(Records excerpted from a collection)
▼

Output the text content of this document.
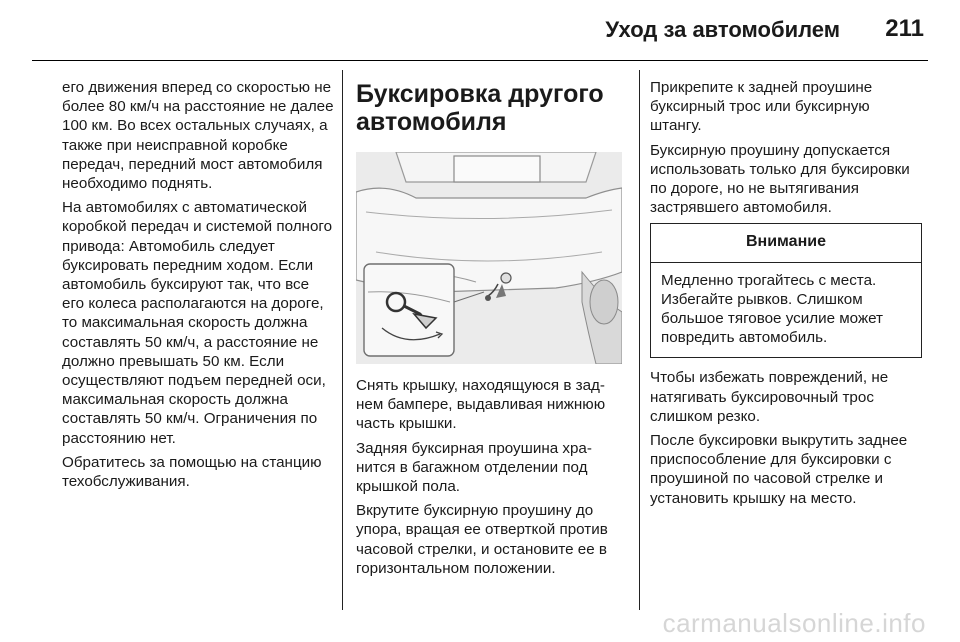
Уход за автомобилем 211

его движения вперед со скоростью не более 80 км/ч на расстояние не далее 100 км. Во всех остальных случаях, а также при неисправной коробке передач, передний мост автомобиля необходимо поднять.

На автомобилях с автоматической коробкой передач и системой полного привода: Автомобиль следует буксировать передним ходом. Если автомобиль буксируют так, что все его колеса располагаются на дороге, то максимальная скорость должна составлять 50 км/ч, а расстояние не должно превышать 50 км. Если осуществляют подъем передней оси, максимальная скорость должна составлять 50 км/ч. Ограничения по расстоянию нет.

Обратитесь за помощью на станцию техобслуживания.

Буксировка другого автомобиля

Снять крышку, находящуюся в заднем бампере, выдавливая нижнюю часть крышки.

Задняя буксирная проушина хранится в багажном отделении под крышкой пола.

Вкрутите буксирную проушину до упора, вращая ее отверткой против часовой стрелки, и остановите ее в горизонтальном положении.

Прикрепите к задней проушине буксирный трос или буксирную штангу.

Буксирную проушину допускается использовать только для буксировки по дороге, но не вытягивания застрявшего автомобиля.

Внимание
Медленно трогайтесь с места. Избегайте рывков. Слишком большое тяговое усилие может повредить автомобиль.

Чтобы избежать повреждений, не натягивать буксировочный трос слишком резко.

После буксировки выкрутить заднее приспособление для буксировки с проушиной по часовой стрелке и установить крышку на место.

carmanualsonline.info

▲

**WRITTEN REQUEST**: The records above are to be restated exactly, without their pictures.

**RESULT**:
Output the text content of this document.
Уход за автомобилем 211

его движения вперед со скоростью не более 80 км/ч на расстояние не далее 100 км. Во всех остальных случаях, а также при неисправной коробке передач, передний мост автомобиля необходимо поднять.

На автомобилях с автоматической коробкой передач и системой полного привода: Автомобиль следует буксировать передним ходом. Если автомобиль буксируют так, что все его колеса располагаются на дороге, то максимальная скорость должна составлять 50 км/ч, а расстояние не должно превышать 50 км. Если осуществляют подъем передней оси, максимальная скорость должна составлять 50 км/ч. Ограничения по расстоянию нет.

Обратитесь за помощью на станцию техобслуживания.

Буксировка другого автомобиля

Снять крышку, находящуюся в заднем бампере, выдавливая нижнюю часть крышки.

Задняя буксирная проушина хранится в багажном отделении под крышкой пола.

Вкрутите буксирную проушину до упора, вращая ее отверткой против часовой стрелки, и остановите ее в горизонтальном положении.

Прикрепите к задней проушине буксирный трос или буксирную штангу.

Буксирную проушину допускается использовать только для буксировки по дороге, но не вытягивания застрявшего автомобиля.

Внимание
Медленно трогайтесь с места. Избегайте рывков. Слишком большое тяговое усилие может повредить автомобиль.

Чтобы избежать повреждений, не натягивать буксировочный трос слишком резко.

После буксировки выкрутить заднее приспособление для буксировки с проушиной по часовой стрелке и установить крышку на место.

carmanualsonline.info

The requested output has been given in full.